■ YOUR INSTRUCTIONS: Skip the pictures. Transcribe the rest of the data below without changing a word.

■ RECORDS FOR THIS TASK:

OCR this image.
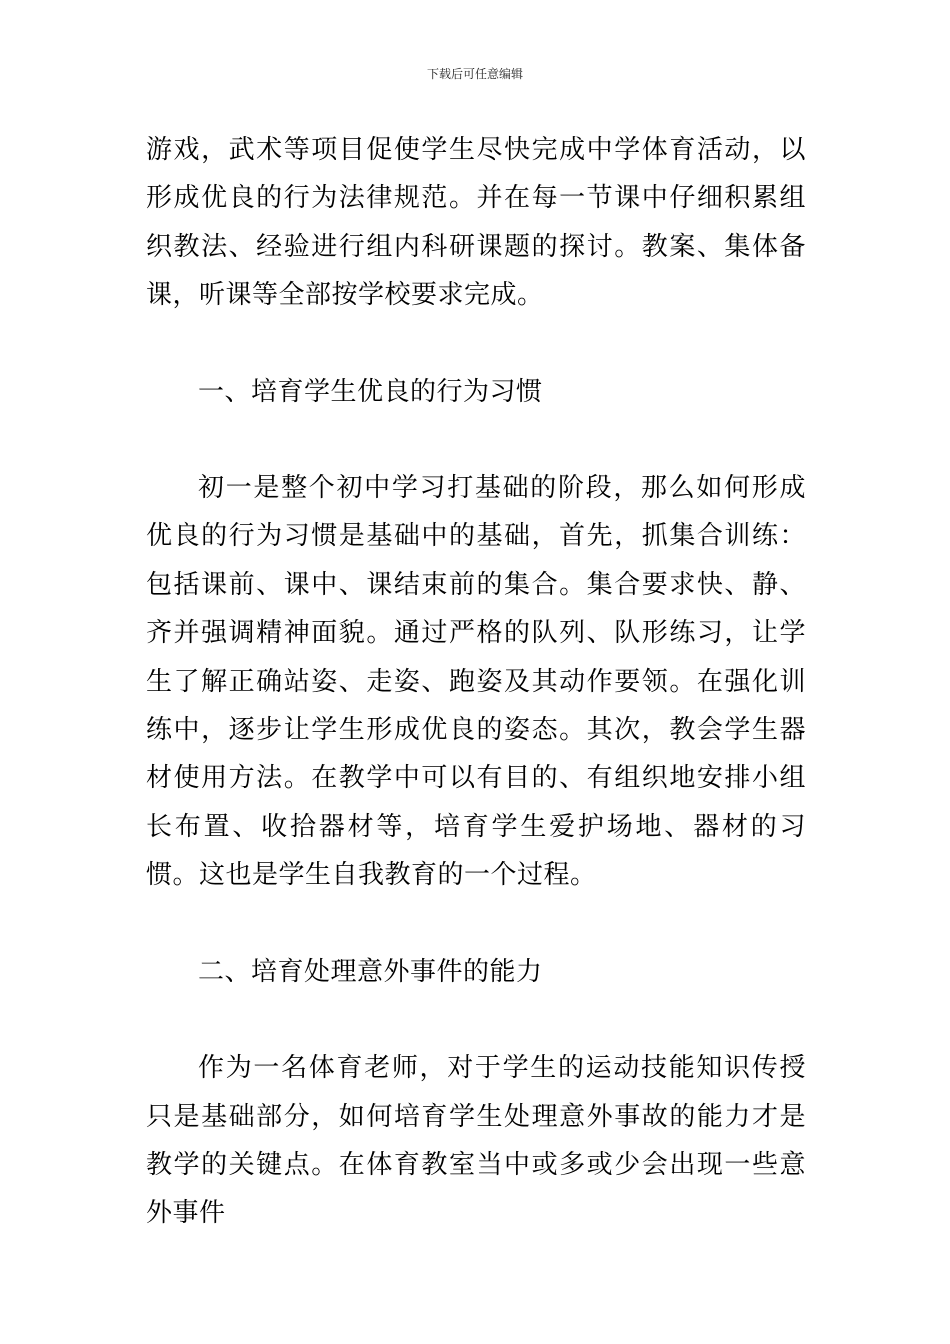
下载后可任意编辑

游戏，武术等项目促使学生尽快完成中学体育活动，以形成优良的行为法律规范。并在每一节课中仔细积累组织教法、经验进行组内科研课题的探讨。教案、集体备课，听课等全部按学校要求完成。

一、培育学生优良的行为习惯

初一是整个初中学习打基础的阶段，那么如何形成优良的行为习惯是基础中的基础，首先，抓集合训练：包括课前、课中、课结束前的集合。集合要求快、静、齐并强调精神面貌。通过严格的队列、队形练习，让学生了解正确站姿、走姿、跑姿及其动作要领。在强化训练中，逐步让学生形成优良的姿态。其次，教会学生器材使用方法。在教学中可以有目的、有组织地安排小组长布置、收拾器材等，培育学生爱护场地、器材的习惯。这也是学生自我教育的一个过程。

二、培育处理意外事件的能力

作为一名体育老师，对于学生的运动技能知识传授只是基础部分，如何培育学生处理意外事故的能力才是教学的关键点。在体育教室当中或多或少会出现一些意外事件
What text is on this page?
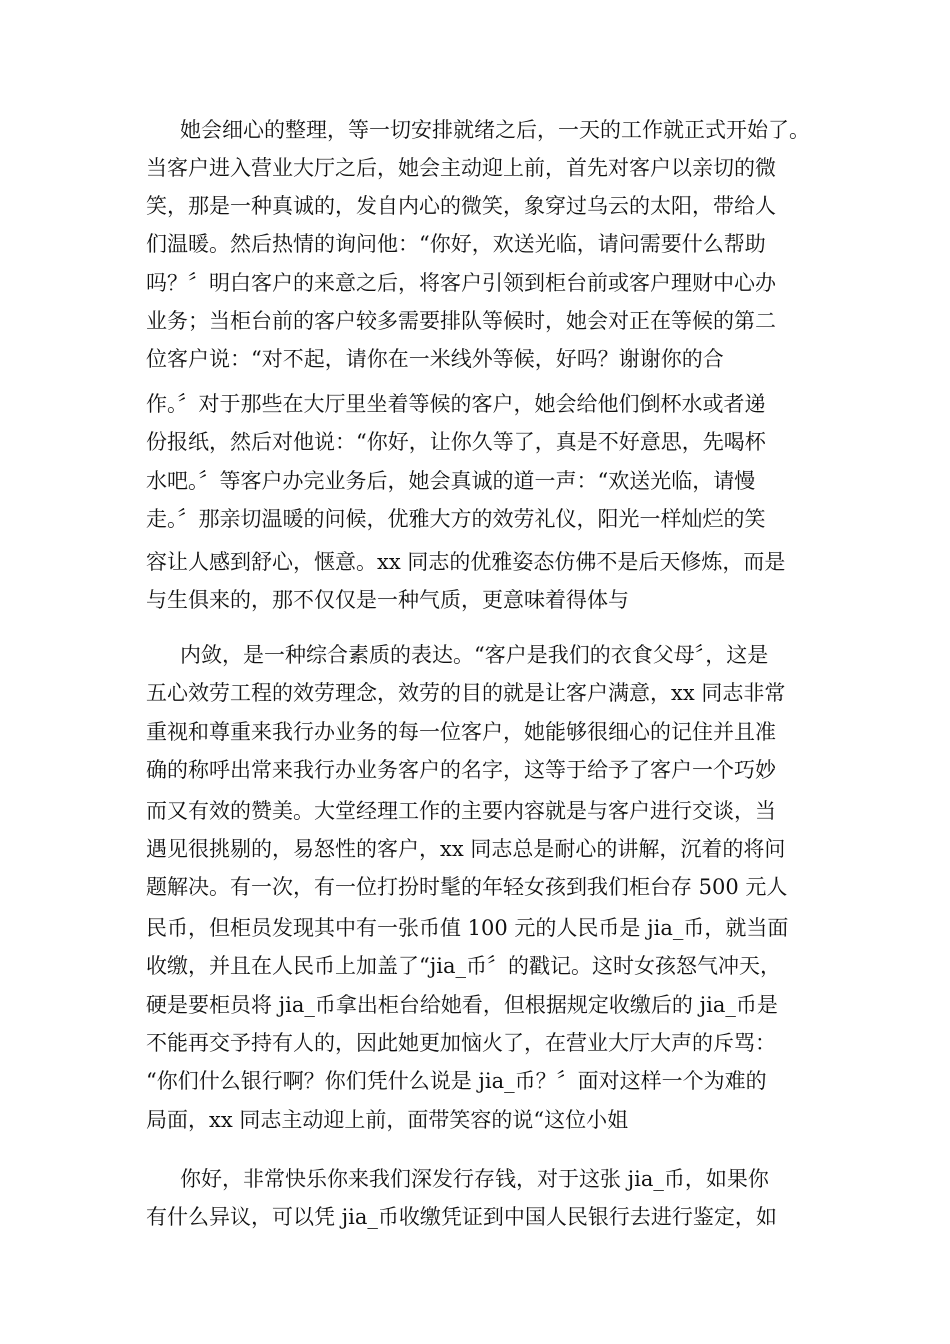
她会细心的整理，等一切安排就绪之后，一天的工作就正式开始了。
当客户进入营业大厅之后，她会主动迎上前，首先对客户以亲切的微
笑，那是一种真诚的，发自内心的微笑，象穿过乌云的太阳，带给人
们温暖。然后热情的询问他：“你好，欢送光临，请问需要什么帮助
吗？〞明白客户的来意之后，将客户引领到柜台前或客户理财中心办
业务；当柜台前的客户较多需要排队等候时，她会对正在等候的第二
位客户说：“对不起，请你在一米线外等候，好吗？谢谢你的合
作。〞对于那些在大厅里坐着等候的客户，她会给他们倒杯水或者递
份报纸，然后对他说：“你好，让你久等了，真是不好意思，先喝杯
水吧。〞等客户办完业务后，她会真诚的道一声：“欢送光临，请慢
走。〞那亲切温暖的问候，优雅大方的效劳礼仪，阳光一样灿烂的笑
容让人感到舒心，惬意。xx 同志的优雅姿态仿佛不是后天修炼，而是
与生俱来的，那不仅仅是一种气质，更意味着得体与
内敛，是一种综合素质的表达。“客户是我们的衣食父母〞，这是
五心效劳工程的效劳理念，效劳的目的就是让客户满意，xx 同志非常
重视和尊重来我行办业务的每一位客户，她能够很细心的记住并且准
确的称呼出常来我行办业务客户的名字，这等于给予了客户一个巧妙
而又有效的赞美。大堂经理工作的主要内容就是与客户进行交谈，当
遇见很挑剔的，易怒性的客户，xx 同志总是耐心的讲解，沉着的将问
题解决。有一次，有一位打扮时髦的年轻女孩到我们柜台存 500 元人
民币，但柜员发现其中有一张币值 100 元的人民币是 jia_币，就当面
收缴，并且在人民币上加盖了“jia_币〞的戳记。这时女孩怒气冲天，
硬是要柜员将 jia_币拿出柜台给她看，但根据规定收缴后的 jia_币是
不能再交予持有人的，因此她更加恼火了，在营业大厅大声的斥骂：
“你们什么银行啊？你们凭什么说是 jia_币？〞面对这样一个为难的
局面，xx 同志主动迎上前，面带笑容的说“这位小姐
你好，非常快乐你来我们深发行存钱，对于这张 jia_币，如果你
有什么异议，可以凭 jia_币收缴凭证到中国人民银行去进行鉴定，如
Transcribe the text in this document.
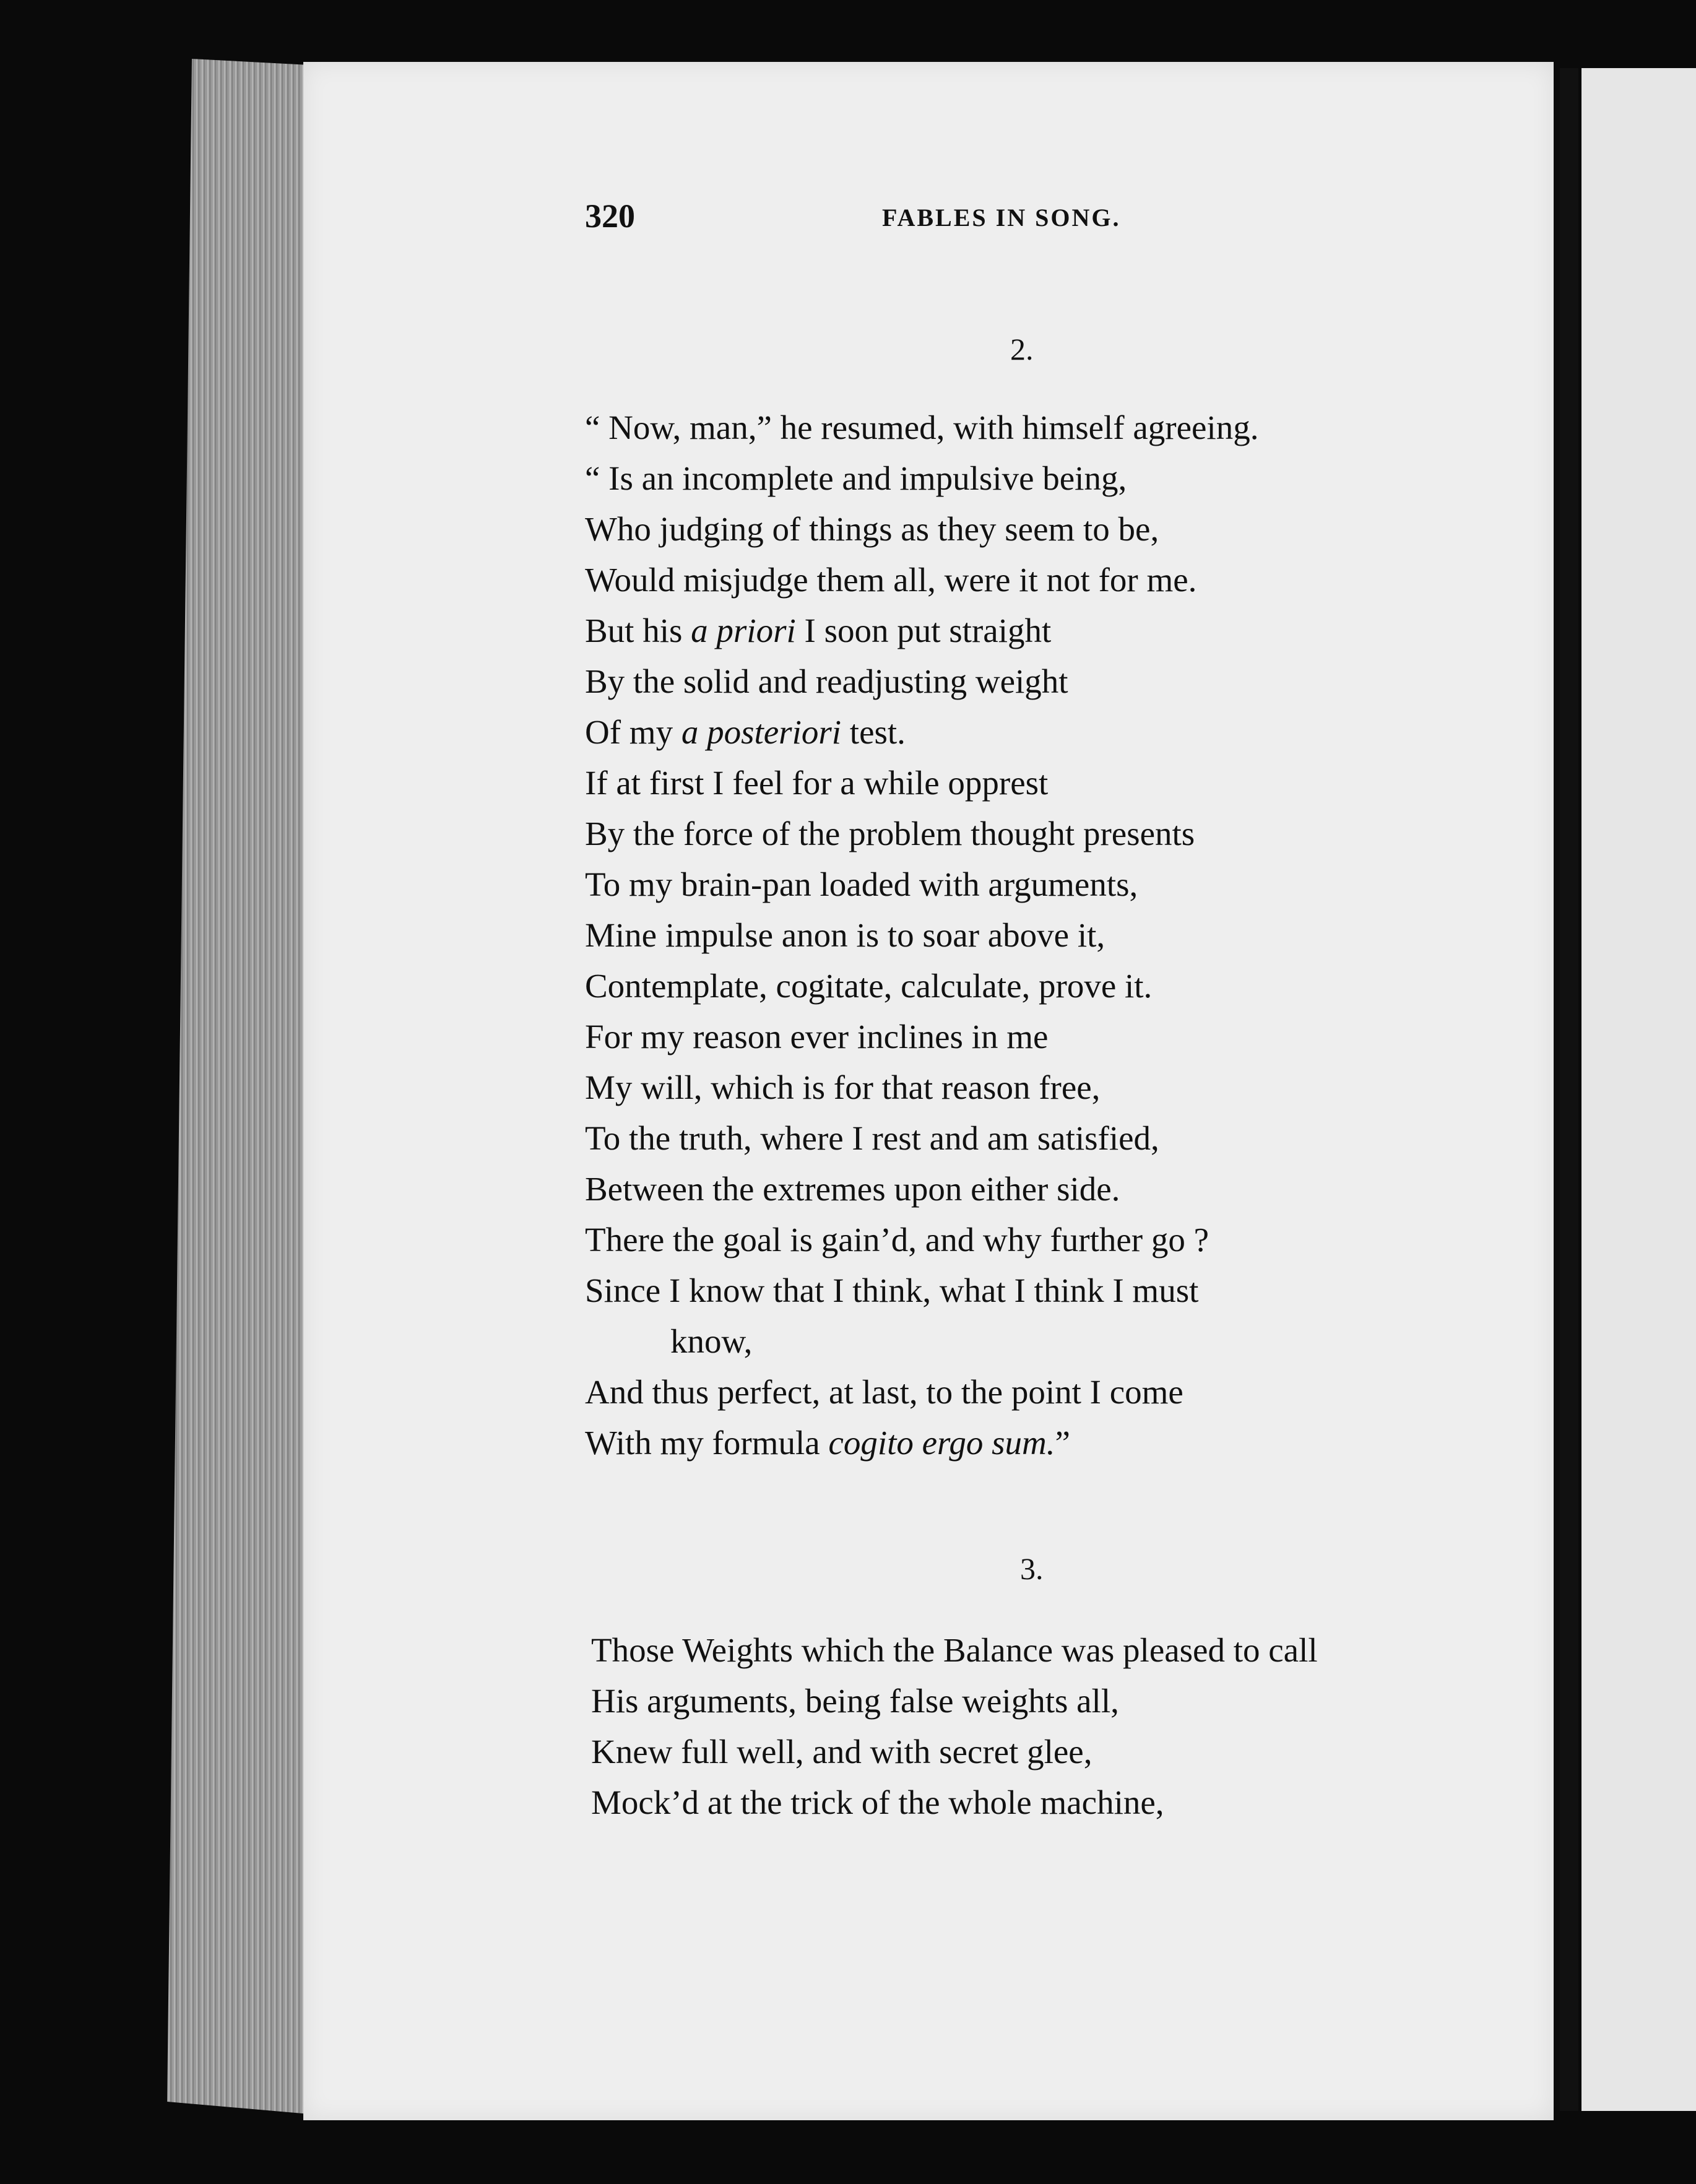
320	FABLES IN SONG.
2.
“ Now, man,” he resumed, with himself agreeing.
“ Is an incomplete and impulsive being,
Who judging of things as they seem to be,
Would misjudge them all, were it not for me.
But his a priori I soon put straight
By the solid and readjusting weight
Of my a posteriori test.
If at first I feel for a while opprest
By the force of the problem thought presents
To my brain-pan loaded with arguments,
Mine impulse anon is to soar above it,
Contemplate, cogitate, calculate, prove it.
For my reason ever inclines in me
My will, which is for that reason free,
To the truth, where I rest and am satisfied,
Between the extremes upon either side.
There the goal is gain’d, and why further go ?
Since I know that I think, what I think I must
know,
And thus perfect, at last, to the point I come
With my formula cogito ergo sum.”
3.
Those Weights which the Balance was pleased to call
His arguments, being false weights all,
Knew full well, and with secret glee,
Mock’d at the trick of the whole machine,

■ RESULT OF THIS TASK:
OCR this image.
下载后可任意编辑

游戏，武术等项目促使学生尽快完成中学体育活动，以形成优良的行为法律规范。并在每一节课中仔细积累组织教法、经验进行组内科研课题的探讨。教案、集体备课，听课等全部按学校要求完成。

一、培育学生优良的行为习惯

初一是整个初中学习打基础的阶段，那么如何形成优良的行为习惯是基础中的基础，首先，抓集合训练：包括课前、课中、课结束前的集合。集合要求快、静、齐并强调精神面貌。通过严格的队列、队形练习，让学生了解正确站姿、走姿、跑姿及其动作要领。在强化训练中，逐步让学生形成优良的姿态。其次，教会学生器材使用方法。在教学中可以有目的、有组织地安排小组长布置、收拾器材等，培育学生爱护场地、器材的习惯。这也是学生自我教育的一个过程。

二、培育处理意外事件的能力

作为一名体育老师，对于学生的运动技能知识传授只是基础部分，如何培育学生处理意外事故的能力才是教学的关键点。在体育教室当中或多或少会出现一些意外事件
What text is on this page?
她会细心的整理，等一切安排就绪之后，一天的工作就正式开始了。
当客户进入营业大厅之后，她会主动迎上前，首先对客户以亲切的微
笑，那是一种真诚的，发自内心的微笑，象穿过乌云的太阳，带给人
们温暖。然后热情的询问他：“你好，欢送光临，请问需要什么帮助
吗？〞明白客户的来意之后，将客户引领到柜台前或客户理财中心办
业务；当柜台前的客户较多需要排队等候时，她会对正在等候的第二
位客户说：“对不起，请你在一米线外等候，好吗？谢谢你的合
作。〞对于那些在大厅里坐着等候的客户，她会给他们倒杯水或者递
份报纸，然后对他说：“你好，让你久等了，真是不好意思，先喝杯
水吧。〞等客户办完业务后，她会真诚的道一声：“欢送光临，请慢
走。〞那亲切温暖的问候，优雅大方的效劳礼仪，阳光一样灿烂的笑
容让人感到舒心，惬意。xx 同志的优雅姿态仿佛不是后天修炼，而是
与生俱来的，那不仅仅是一种气质，更意味着得体与
内敛，是一种综合素质的表达。“客户是我们的衣食父母〞，这是
五心效劳工程的效劳理念，效劳的目的就是让客户满意，xx 同志非常
重视和尊重来我行办业务的每一位客户，她能够很细心的记住并且准
确的称呼出常来我行办业务客户的名字，这等于给予了客户一个巧妙
而又有效的赞美。大堂经理工作的主要内容就是与客户进行交谈，当
遇见很挑剔的，易怒性的客户，xx 同志总是耐心的讲解，沉着的将问
题解决。有一次，有一位打扮时髦的年轻女孩到我们柜台存 500 元人
民币，但柜员发现其中有一张币值 100 元的人民币是 jia_币，就当面
收缴，并且在人民币上加盖了“jia_币〞的戳记。这时女孩怒气冲天，
硬是要柜员将 jia_币拿出柜台给她看，但根据规定收缴后的 jia_币是
不能再交予持有人的，因此她更加恼火了，在营业大厅大声的斥骂：
“你们什么银行啊？你们凭什么说是 jia_币？〞面对这样一个为难的
局面，xx 同志主动迎上前，面带笑容的说“这位小姐
你好，非常快乐你来我们深发行存钱，对于这张 jia_币，如果你
有什么异议，可以凭 jia_币收缴凭证到中国人民银行去进行鉴定，如
Transcribe the text in this document.
320	FABLES IN SONG.
2.
“ Now, man,” he resumed, with himself agreeing.
“ Is an incomplete and impulsive being,
Who judging of things as they seem to be,
Would misjudge them all, were it not for me.
But his a priori I soon put straight
By the solid and readjusting weight
Of my a posteriori test.
If at first I feel for a while opprest
By the force of the problem thought presents
To my brain-pan loaded with arguments,
Mine impulse anon is to soar above it,
Contemplate, cogitate, calculate, prove it.
For my reason ever inclines in me
My will, which is for that reason free,
To the truth, where I rest and am satisfied,
Between the extremes upon either side.
There the goal is gain’d, and why further go ?
Since I know that I think, what I think I must
know,
And thus perfect, at last, to the point I come
With my formula cogito ergo sum.”
3.
Those Weights which the Balance was pleased to call
His arguments, being false weights all,
Knew full well, and with secret glee,
Mock’d at the trick of the whole machine,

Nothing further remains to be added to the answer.